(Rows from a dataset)
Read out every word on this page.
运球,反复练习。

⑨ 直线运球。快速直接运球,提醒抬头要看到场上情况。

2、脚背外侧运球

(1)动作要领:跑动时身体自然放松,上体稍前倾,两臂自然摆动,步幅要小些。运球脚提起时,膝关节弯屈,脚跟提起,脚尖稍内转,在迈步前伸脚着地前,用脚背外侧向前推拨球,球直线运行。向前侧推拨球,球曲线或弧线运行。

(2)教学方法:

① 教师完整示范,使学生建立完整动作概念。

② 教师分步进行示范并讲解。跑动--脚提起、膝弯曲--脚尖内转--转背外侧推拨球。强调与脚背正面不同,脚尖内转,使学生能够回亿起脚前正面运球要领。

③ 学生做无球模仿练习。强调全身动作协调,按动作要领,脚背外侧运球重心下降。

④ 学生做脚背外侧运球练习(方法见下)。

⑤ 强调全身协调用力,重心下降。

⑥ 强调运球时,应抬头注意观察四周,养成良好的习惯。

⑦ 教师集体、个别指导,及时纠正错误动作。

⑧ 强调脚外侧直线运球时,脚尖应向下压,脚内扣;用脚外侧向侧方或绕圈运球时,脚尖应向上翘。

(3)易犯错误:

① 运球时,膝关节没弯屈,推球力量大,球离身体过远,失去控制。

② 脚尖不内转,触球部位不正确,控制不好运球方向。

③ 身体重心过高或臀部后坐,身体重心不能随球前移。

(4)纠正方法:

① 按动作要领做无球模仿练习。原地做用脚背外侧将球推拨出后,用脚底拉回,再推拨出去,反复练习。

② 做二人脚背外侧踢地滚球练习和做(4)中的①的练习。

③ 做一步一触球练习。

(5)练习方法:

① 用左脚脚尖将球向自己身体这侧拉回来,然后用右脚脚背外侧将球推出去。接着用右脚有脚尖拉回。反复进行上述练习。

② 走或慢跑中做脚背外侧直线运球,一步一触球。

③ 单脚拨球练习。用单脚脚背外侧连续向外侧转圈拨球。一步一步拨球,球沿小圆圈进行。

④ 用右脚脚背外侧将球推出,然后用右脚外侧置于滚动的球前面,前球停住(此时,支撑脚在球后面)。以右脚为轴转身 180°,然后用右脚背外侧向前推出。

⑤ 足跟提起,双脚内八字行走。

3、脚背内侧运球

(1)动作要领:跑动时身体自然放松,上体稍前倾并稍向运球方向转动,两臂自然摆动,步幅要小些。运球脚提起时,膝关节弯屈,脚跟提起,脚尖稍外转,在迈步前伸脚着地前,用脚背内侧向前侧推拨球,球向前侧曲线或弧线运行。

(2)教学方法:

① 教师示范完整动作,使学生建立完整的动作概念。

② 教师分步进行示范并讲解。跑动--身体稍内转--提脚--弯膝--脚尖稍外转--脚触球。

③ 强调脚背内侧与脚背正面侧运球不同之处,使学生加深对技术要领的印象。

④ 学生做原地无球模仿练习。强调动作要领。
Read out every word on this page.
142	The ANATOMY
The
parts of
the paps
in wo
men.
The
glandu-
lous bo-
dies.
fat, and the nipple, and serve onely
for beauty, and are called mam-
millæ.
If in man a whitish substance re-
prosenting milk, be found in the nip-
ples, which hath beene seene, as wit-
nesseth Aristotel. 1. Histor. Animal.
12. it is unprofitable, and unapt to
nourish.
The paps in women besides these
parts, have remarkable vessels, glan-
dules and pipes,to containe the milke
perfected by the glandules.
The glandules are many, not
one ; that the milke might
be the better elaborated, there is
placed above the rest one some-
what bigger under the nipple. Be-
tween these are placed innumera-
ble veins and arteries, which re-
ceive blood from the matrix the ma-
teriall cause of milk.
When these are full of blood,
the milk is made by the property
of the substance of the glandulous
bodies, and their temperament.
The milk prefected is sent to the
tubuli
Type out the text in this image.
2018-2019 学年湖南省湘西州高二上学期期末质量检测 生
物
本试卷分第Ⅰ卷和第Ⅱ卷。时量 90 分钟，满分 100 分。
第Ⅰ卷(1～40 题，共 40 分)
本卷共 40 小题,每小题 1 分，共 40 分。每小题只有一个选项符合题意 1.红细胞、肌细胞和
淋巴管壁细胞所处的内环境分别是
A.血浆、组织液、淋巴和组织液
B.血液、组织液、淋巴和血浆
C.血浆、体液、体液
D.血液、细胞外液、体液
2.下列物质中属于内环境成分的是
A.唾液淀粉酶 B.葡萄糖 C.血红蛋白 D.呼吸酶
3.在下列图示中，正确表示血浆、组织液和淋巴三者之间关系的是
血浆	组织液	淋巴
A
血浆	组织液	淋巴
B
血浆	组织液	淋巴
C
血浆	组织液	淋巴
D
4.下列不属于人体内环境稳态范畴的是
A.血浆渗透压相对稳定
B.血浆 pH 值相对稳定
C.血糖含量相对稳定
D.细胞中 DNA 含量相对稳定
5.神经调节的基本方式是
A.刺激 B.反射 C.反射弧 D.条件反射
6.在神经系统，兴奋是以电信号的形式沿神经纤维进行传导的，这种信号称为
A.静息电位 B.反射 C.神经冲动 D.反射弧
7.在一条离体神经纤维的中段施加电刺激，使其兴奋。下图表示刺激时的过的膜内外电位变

▶ WRITTEN PROBLEM
Could you give again exactly the lines from the line containing "Type out the text in this image." through the final line of the data above, and no others?

▶ REPLY
Type out the text in this image.
2018-2019 学年湖南省湘西州高二上学期期末质量检测 生
物
本试卷分第Ⅰ卷和第Ⅱ卷。时量 90 分钟，满分 100 分。
第Ⅰ卷(1～40 题，共 40 分)
本卷共 40 小题,每小题 1 分，共 40 分。每小题只有一个选项符合题意 1.红细胞、肌细胞和
淋巴管壁细胞所处的内环境分别是
A.血浆、组织液、淋巴和组织液
B.血液、组织液、淋巴和血浆
C.血浆、体液、体液
D.血液、细胞外液、体液
2.下列物质中属于内环境成分的是
A.唾液淀粉酶 B.葡萄糖 C.血红蛋白 D.呼吸酶
3.在下列图示中，正确表示血浆、组织液和淋巴三者之间关系的是
血浆	组织液	淋巴
A
血浆	组织液	淋巴
B
血浆	组织液	淋巴
C
血浆	组织液	淋巴
D
4.下列不属于人体内环境稳态范畴的是
A.血浆渗透压相对稳定
B.血浆 pH 值相对稳定
C.血糖含量相对稳定
D.细胞中 DNA 含量相对稳定
5.神经调节的基本方式是
A.刺激 B.反射 C.反射弧 D.条件反射
6.在神经系统，兴奋是以电信号的形式沿神经纤维进行传导的，这种信号称为
A.静息电位 B.反射 C.神经冲动 D.反射弧
7.在一条离体神经纤维的中段施加电刺激，使其兴奋。下图表示刺激时的过的膜内外电位变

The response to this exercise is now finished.